Extract the listing below in full, unchanged.

··· ROWS ···

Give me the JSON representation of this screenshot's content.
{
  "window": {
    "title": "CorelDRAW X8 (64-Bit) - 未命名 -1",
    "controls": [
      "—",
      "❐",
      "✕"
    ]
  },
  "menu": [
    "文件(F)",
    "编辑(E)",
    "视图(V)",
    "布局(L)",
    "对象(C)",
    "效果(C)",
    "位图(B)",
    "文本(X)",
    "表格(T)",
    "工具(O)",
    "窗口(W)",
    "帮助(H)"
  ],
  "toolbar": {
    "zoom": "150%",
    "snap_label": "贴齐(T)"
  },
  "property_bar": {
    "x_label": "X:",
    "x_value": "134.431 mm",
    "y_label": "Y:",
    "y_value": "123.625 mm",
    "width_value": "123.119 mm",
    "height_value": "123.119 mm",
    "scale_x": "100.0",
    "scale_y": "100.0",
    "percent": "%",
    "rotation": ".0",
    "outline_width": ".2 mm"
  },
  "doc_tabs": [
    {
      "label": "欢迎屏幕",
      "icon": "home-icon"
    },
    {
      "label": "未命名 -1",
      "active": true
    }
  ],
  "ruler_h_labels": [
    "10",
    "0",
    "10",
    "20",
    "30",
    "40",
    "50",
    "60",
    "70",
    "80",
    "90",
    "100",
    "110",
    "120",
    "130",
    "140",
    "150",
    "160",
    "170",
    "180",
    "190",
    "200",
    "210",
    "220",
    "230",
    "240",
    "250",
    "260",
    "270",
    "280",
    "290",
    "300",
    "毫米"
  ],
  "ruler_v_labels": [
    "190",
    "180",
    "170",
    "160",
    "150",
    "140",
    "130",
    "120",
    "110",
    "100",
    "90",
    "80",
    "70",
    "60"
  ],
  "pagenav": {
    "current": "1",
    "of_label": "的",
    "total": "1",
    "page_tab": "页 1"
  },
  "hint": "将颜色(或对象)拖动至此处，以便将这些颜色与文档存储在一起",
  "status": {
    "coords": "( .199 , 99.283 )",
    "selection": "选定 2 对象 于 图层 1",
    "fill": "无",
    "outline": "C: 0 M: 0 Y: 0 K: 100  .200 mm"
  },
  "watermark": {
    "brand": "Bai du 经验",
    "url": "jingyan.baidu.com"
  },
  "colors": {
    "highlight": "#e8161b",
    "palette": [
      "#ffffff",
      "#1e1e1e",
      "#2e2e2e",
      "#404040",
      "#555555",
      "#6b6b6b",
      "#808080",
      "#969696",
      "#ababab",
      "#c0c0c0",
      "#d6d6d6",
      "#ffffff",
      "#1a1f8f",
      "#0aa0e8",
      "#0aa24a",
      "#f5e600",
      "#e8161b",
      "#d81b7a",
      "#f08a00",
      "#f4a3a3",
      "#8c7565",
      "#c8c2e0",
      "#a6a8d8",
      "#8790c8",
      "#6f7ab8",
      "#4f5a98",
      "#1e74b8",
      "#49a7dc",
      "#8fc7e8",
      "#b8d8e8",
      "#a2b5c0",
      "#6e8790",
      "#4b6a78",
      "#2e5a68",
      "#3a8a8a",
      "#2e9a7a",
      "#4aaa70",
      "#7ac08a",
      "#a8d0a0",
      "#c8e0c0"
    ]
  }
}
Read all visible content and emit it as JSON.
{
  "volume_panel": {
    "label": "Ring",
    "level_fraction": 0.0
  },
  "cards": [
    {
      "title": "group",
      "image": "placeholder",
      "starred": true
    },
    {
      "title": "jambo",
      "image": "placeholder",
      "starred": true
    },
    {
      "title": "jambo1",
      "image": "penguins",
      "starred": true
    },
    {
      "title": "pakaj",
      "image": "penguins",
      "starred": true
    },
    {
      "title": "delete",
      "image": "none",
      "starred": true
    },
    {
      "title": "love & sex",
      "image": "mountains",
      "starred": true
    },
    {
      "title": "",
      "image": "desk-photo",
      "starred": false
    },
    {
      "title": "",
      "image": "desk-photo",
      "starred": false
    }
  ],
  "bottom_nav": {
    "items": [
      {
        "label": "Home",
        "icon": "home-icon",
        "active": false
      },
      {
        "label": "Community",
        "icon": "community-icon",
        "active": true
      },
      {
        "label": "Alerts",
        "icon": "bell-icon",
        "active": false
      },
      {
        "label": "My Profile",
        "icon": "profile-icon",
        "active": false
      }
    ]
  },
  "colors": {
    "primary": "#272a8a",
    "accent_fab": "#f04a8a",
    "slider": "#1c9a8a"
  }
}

···

**EXPECTED OUTPUT:**
Give me the JSON representation of this screenshot's content.
{
  "window": {
    "title": "CorelDRAW X8 (64-Bit) - 未命名 -1",
    "controls": [
      "—",
      "❐",
      "✕"
    ]
  },
  "menu": [
    "文件(F)",
    "编辑(E)",
    "视图(V)",
    "布局(L)",
    "对象(C)",
    "效果(C)",
    "位图(B)",
    "文本(X)",
    "表格(T)",
    "工具(O)",
    "窗口(W)",
    "帮助(H)"
  ],
  "toolbar": {
    "zoom": "150%",
    "snap_label": "贴齐(T)"
  },
  "property_bar": {
    "x_label": "X:",
    "x_value": "134.431 mm",
    "y_label": "Y:",
    "y_value": "123.625 mm",
    "width_value": "123.119 mm",
    "height_value": "123.119 mm",
    "scale_x": "100.0",
    "scale_y": "100.0",
    "percent": "%",
    "rotation": ".0",
    "outline_width": ".2 mm"
  },
  "doc_tabs": [
    {
      "label": "欢迎屏幕",
      "icon": "home-icon"
    },
    {
      "label": "未命名 -1",
      "active": true
    }
  ],
  "ruler_h_labels": [
    "10",
    "0",
    "10",
    "20",
    "30",
    "40",
    "50",
    "60",
    "70",
    "80",
    "90",
    "100",
    "110",
    "120",
    "130",
    "140",
    "150",
    "160",
    "170",
    "180",
    "190",
    "200",
    "210",
    "220",
    "230",
    "240",
    "250",
    "260",
    "270",
    "280",
    "290",
    "300",
    "毫米"
  ],
  "ruler_v_labels": [
    "190",
    "180",
    "170",
    "160",
    "150",
    "140",
    "130",
    "120",
    "110",
    "100",
    "90",
    "80",
    "70",
    "60"
  ],
  "pagenav": {
    "current": "1",
    "of_label": "的",
    "total": "1",
    "page_tab": "页 1"
  },
  "hint": "将颜色(或对象)拖动至此处，以便将这些颜色与文档存储在一起",
  "status": {
    "coords": "( .199 , 99.283 )",
    "selection": "选定 2 对象 于 图层 1",
    "fill": "无",
    "outline": "C: 0 M: 0 Y: 0 K: 100  .200 mm"
  },
  "watermark": {
    "brand": "Bai du 经验",
    "url": "jingyan.baidu.com"
  },
  "colors": {
    "highlight": "#e8161b",
    "palette": [
      "#ffffff",
      "#1e1e1e",
      "#2e2e2e",
      "#404040",
      "#555555",
      "#6b6b6b",
      "#808080",
      "#969696",
      "#ababab",
      "#c0c0c0",
      "#d6d6d6",
      "#ffffff",
      "#1a1f8f",
      "#0aa0e8",
      "#0aa24a",
      "#f5e600",
      "#e8161b",
      "#d81b7a",
      "#f08a00",
      "#f4a3a3",
      "#8c7565",
      "#c8c2e0",
      "#a6a8d8",
      "#8790c8",
      "#6f7ab8",
      "#4f5a98",
      "#1e74b8",
      "#49a7dc",
      "#8fc7e8",
      "#b8d8e8",
      "#a2b5c0",
      "#6e8790",
      "#4b6a78",
      "#2e5a68",
      "#3a8a8a",
      "#2e9a7a",
      "#4aaa70",
      "#7ac08a",
      "#a8d0a0",
      "#c8e0c0"
    ]
  }
}
Read all visible content and emit it as JSON.
{
  "volume_panel": {
    "label": "Ring",
    "level_fraction": 0.0
  },
  "cards": [
    {
      "title": "group",
      "image": "placeholder",
      "starred": true
    },
    {
      "title": "jambo",
      "image": "placeholder",
      "starred": true
    },
    {
      "title": "jambo1",
      "image": "penguins",
      "starred": true
    },
    {
      "title": "pakaj",
      "image": "penguins",
      "starred": true
    },
    {
      "title": "delete",
      "image": "none",
      "starred": true
    },
    {
      "title": "love & sex",
      "image": "mountains",
      "starred": true
    },
    {
      "title": "",
      "image": "desk-photo",
      "starred": false
    },
    {
      "title": "",
      "image": "desk-photo",
      "starred": false
    }
  ],
  "bottom_nav": {
    "items": [
      {
        "label": "Home",
        "icon": "home-icon",
        "active": false
      },
      {
        "label": "Community",
        "icon": "community-icon",
        "active": true
      },
      {
        "label": "Alerts",
        "icon": "bell-icon",
        "active": false
      },
      {
        "label": "My Profile",
        "icon": "profile-icon",
        "active": false
      }
    ]
  },
  "colors": {
    "primary": "#272a8a",
    "accent_fab": "#f04a8a",
    "slider": "#1c9a8a"
  }
}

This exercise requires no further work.